Given records:

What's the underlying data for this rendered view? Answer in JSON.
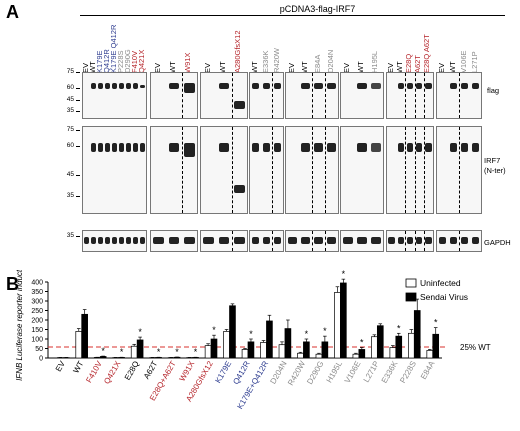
{
  "panel_a": {
    "letter": "A",
    "construct": "pCDNA3-flag-IRF7",
    "blot_labels": {
      "flag": "flag",
      "irf7": "IRF7",
      "irf7_sub": "(N-ter)",
      "gapdh": "GAPDH"
    },
    "mw_markers": {
      "flag": [
        "75",
        "60",
        "45",
        "35"
      ],
      "irf7": [
        "75",
        "60",
        "45",
        "35"
      ],
      "gapdh": [
        "35"
      ]
    },
    "groups": [
      {
        "lanes": [
          {
            "label": "EV",
            "color": "black"
          },
          {
            "label": "WT",
            "color": "black"
          },
          {
            "label": "K179E",
            "color": "blue"
          },
          {
            "label": "Q412R",
            "color": "blue"
          },
          {
            "label": "K179E Q412R",
            "color": "blue"
          },
          {
            "label": "P228S",
            "color": "gray"
          },
          {
            "label": "D290G",
            "color": "gray"
          },
          {
            "label": "F410V",
            "color": "red"
          },
          {
            "label": "Q421X",
            "color": "red"
          }
        ]
      },
      {
        "lanes": [
          {
            "label": "EV",
            "color": "black"
          },
          {
            "label": "WT",
            "color": "black"
          },
          {
            "label": "W91X",
            "color": "red"
          }
        ]
      },
      {
        "lanes": [
          {
            "label": "EV",
            "color": "black"
          },
          {
            "label": "WT",
            "color": "black"
          },
          {
            "label": "A280GfsX12",
            "color": "red"
          }
        ]
      },
      {
        "lanes": [
          {
            "label": "WT",
            "color": "black"
          },
          {
            "label": "E336K",
            "color": "gray"
          },
          {
            "label": "R420W",
            "color": "gray"
          }
        ]
      },
      {
        "lanes": [
          {
            "label": "EV",
            "color": "black"
          },
          {
            "label": "WT",
            "color": "black"
          },
          {
            "label": "E84A",
            "color": "gray"
          },
          {
            "label": "D204N",
            "color": "gray"
          }
        ]
      },
      {
        "lanes": [
          {
            "label": "EV",
            "color": "black"
          },
          {
            "label": "WT",
            "color": "black"
          },
          {
            "label": "H195L",
            "color": "gray"
          }
        ]
      },
      {
        "lanes": [
          {
            "label": "EV",
            "color": "black"
          },
          {
            "label": "WT",
            "color": "black"
          },
          {
            "label": "E28Q",
            "color": "red"
          },
          {
            "label": "A62T",
            "color": "red"
          },
          {
            "label": "E28Q A62T",
            "color": "red"
          }
        ]
      },
      {
        "lanes": [
          {
            "label": "EV",
            "color": "black"
          },
          {
            "label": "WT",
            "color": "black"
          },
          {
            "label": "V106E",
            "color": "gray"
          },
          {
            "label": "L271P",
            "color": "gray"
          }
        ]
      }
    ]
  },
  "panel_b": {
    "letter": "B",
    "chart_data": {
      "type": "bar",
      "ylabel": "IFNB Luciferase reporter induction",
      "ylim": [
        0,
        400
      ],
      "yticks": [
        0,
        50,
        100,
        150,
        200,
        250,
        300,
        350,
        400
      ],
      "reference_line": {
        "value": 58,
        "label": "25% WT",
        "color": "#d9302c"
      },
      "legend_position": "top-right",
      "categories": [
        "EV",
        "WT",
        "F410V",
        "Q421X",
        "E28Q",
        "A62T",
        "E28Q+A62T",
        "W91X",
        "A280GfsX12",
        "K179E",
        "Q412R",
        "K179E+Q412R",
        "D204N",
        "R420W",
        "D290G",
        "H195L",
        "V106E",
        "L271P",
        "E336K",
        "P228S",
        "E84A"
      ],
      "category_colors": [
        "#000000",
        "#000000",
        "#b5242a",
        "#b5242a",
        "#000000",
        "#000000",
        "#b5242a",
        "#b5242a",
        "#b5242a",
        "#2c3b8f",
        "#2c3b8f",
        "#2c3b8f",
        "#8a8a8a",
        "#8a8a8a",
        "#8a8a8a",
        "#8a8a8a",
        "#8a8a8a",
        "#8a8a8a",
        "#8a8a8a",
        "#8a8a8a",
        "#8a8a8a"
      ],
      "series": [
        {
          "name": "Uninfected",
          "fill": "#ffffff",
          "values": [
            2,
            140,
            3,
            2,
            62,
            2,
            2,
            2,
            65,
            140,
            45,
            82,
            70,
            25,
            20,
            345,
            20,
            112,
            55,
            130,
            40
          ],
          "errors": [
            1,
            15,
            1,
            1,
            10,
            1,
            1,
            1,
            10,
            10,
            5,
            10,
            15,
            5,
            5,
            30,
            5,
            10,
            10,
            20,
            5
          ]
        },
        {
          "name": "Sendai Virus",
          "fill": "#000000",
          "values": [
            2,
            230,
            8,
            3,
            95,
            3,
            4,
            3,
            100,
            275,
            85,
            195,
            155,
            85,
            85,
            395,
            45,
            170,
            115,
            250,
            125
          ],
          "errors": [
            1,
            25,
            2,
            1,
            15,
            1,
            1,
            1,
            20,
            10,
            15,
            30,
            45,
            15,
            30,
            20,
            10,
            10,
            15,
            60,
            35
          ]
        }
      ],
      "significance": [
        false,
        false,
        true,
        true,
        true,
        true,
        true,
        true,
        true,
        false,
        true,
        false,
        false,
        true,
        true,
        true,
        true,
        false,
        true,
        false,
        true
      ]
    }
  }
}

Task to carry out:
The records above are to be repeated exactly, with the pictures left out.

Reply:
What's the underlying data for this rendered view? Answer in JSON.
{
  "panel_a": {
    "letter": "A",
    "construct": "pCDNA3-flag-IRF7",
    "blot_labels": {
      "flag": "flag",
      "irf7": "IRF7",
      "irf7_sub": "(N-ter)",
      "gapdh": "GAPDH"
    },
    "mw_markers": {
      "flag": [
        "75",
        "60",
        "45",
        "35"
      ],
      "irf7": [
        "75",
        "60",
        "45",
        "35"
      ],
      "gapdh": [
        "35"
      ]
    },
    "groups": [
      {
        "lanes": [
          {
            "label": "EV",
            "color": "black"
          },
          {
            "label": "WT",
            "color": "black"
          },
          {
            "label": "K179E",
            "color": "blue"
          },
          {
            "label": "Q412R",
            "color": "blue"
          },
          {
            "label": "K179E Q412R",
            "color": "blue"
          },
          {
            "label": "P228S",
            "color": "gray"
          },
          {
            "label": "D290G",
            "color": "gray"
          },
          {
            "label": "F410V",
            "color": "red"
          },
          {
            "label": "Q421X",
            "color": "red"
          }
        ]
      },
      {
        "lanes": [
          {
            "label": "EV",
            "color": "black"
          },
          {
            "label": "WT",
            "color": "black"
          },
          {
            "label": "W91X",
            "color": "red"
          }
        ]
      },
      {
        "lanes": [
          {
            "label": "EV",
            "color": "black"
          },
          {
            "label": "WT",
            "color": "black"
          },
          {
            "label": "A280GfsX12",
            "color": "red"
          }
        ]
      },
      {
        "lanes": [
          {
            "label": "WT",
            "color": "black"
          },
          {
            "label": "E336K",
            "color": "gray"
          },
          {
            "label": "R420W",
            "color": "gray"
          }
        ]
      },
      {
        "lanes": [
          {
            "label": "EV",
            "color": "black"
          },
          {
            "label": "WT",
            "color": "black"
          },
          {
            "label": "E84A",
            "color": "gray"
          },
          {
            "label": "D204N",
            "color": "gray"
          }
        ]
      },
      {
        "lanes": [
          {
            "label": "EV",
            "color": "black"
          },
          {
            "label": "WT",
            "color": "black"
          },
          {
            "label": "H195L",
            "color": "gray"
          }
        ]
      },
      {
        "lanes": [
          {
            "label": "EV",
            "color": "black"
          },
          {
            "label": "WT",
            "color": "black"
          },
          {
            "label": "E28Q",
            "color": "red"
          },
          {
            "label": "A62T",
            "color": "red"
          },
          {
            "label": "E28Q A62T",
            "color": "red"
          }
        ]
      },
      {
        "lanes": [
          {
            "label": "EV",
            "color": "black"
          },
          {
            "label": "WT",
            "color": "black"
          },
          {
            "label": "V106E",
            "color": "gray"
          },
          {
            "label": "L271P",
            "color": "gray"
          }
        ]
      }
    ]
  },
  "panel_b": {
    "letter": "B",
    "chart_data": {
      "type": "bar",
      "ylabel": "IFNB Luciferase reporter induction",
      "ylim": [
        0,
        400
      ],
      "yticks": [
        0,
        50,
        100,
        150,
        200,
        250,
        300,
        350,
        400
      ],
      "reference_line": {
        "value": 58,
        "label": "25% WT",
        "color": "#d9302c"
      },
      "legend_position": "top-right",
      "categories": [
        "EV",
        "WT",
        "F410V",
        "Q421X",
        "E28Q",
        "A62T",
        "E28Q+A62T",
        "W91X",
        "A280GfsX12",
        "K179E",
        "Q412R",
        "K179E+Q412R",
        "D204N",
        "R420W",
        "D290G",
        "H195L",
        "V106E",
        "L271P",
        "E336K",
        "P228S",
        "E84A"
      ],
      "category_colors": [
        "#000000",
        "#000000",
        "#b5242a",
        "#b5242a",
        "#000000",
        "#000000",
        "#b5242a",
        "#b5242a",
        "#b5242a",
        "#2c3b8f",
        "#2c3b8f",
        "#2c3b8f",
        "#8a8a8a",
        "#8a8a8a",
        "#8a8a8a",
        "#8a8a8a",
        "#8a8a8a",
        "#8a8a8a",
        "#8a8a8a",
        "#8a8a8a",
        "#8a8a8a"
      ],
      "series": [
        {
          "name": "Uninfected",
          "fill": "#ffffff",
          "values": [
            2,
            140,
            3,
            2,
            62,
            2,
            2,
            2,
            65,
            140,
            45,
            82,
            70,
            25,
            20,
            345,
            20,
            112,
            55,
            130,
            40
          ],
          "errors": [
            1,
            15,
            1,
            1,
            10,
            1,
            1,
            1,
            10,
            10,
            5,
            10,
            15,
            5,
            5,
            30,
            5,
            10,
            10,
            20,
            5
          ]
        },
        {
          "name": "Sendai Virus",
          "fill": "#000000",
          "values": [
            2,
            230,
            8,
            3,
            95,
            3,
            4,
            3,
            100,
            275,
            85,
            195,
            155,
            85,
            85,
            395,
            45,
            170,
            115,
            250,
            125
          ],
          "errors": [
            1,
            25,
            2,
            1,
            15,
            1,
            1,
            1,
            20,
            10,
            15,
            30,
            45,
            15,
            30,
            20,
            10,
            10,
            15,
            60,
            35
          ]
        }
      ],
      "significance": [
        false,
        false,
        true,
        true,
        true,
        true,
        true,
        true,
        true,
        false,
        true,
        false,
        false,
        true,
        true,
        true,
        true,
        false,
        true,
        false,
        true
      ]
    }
  }
}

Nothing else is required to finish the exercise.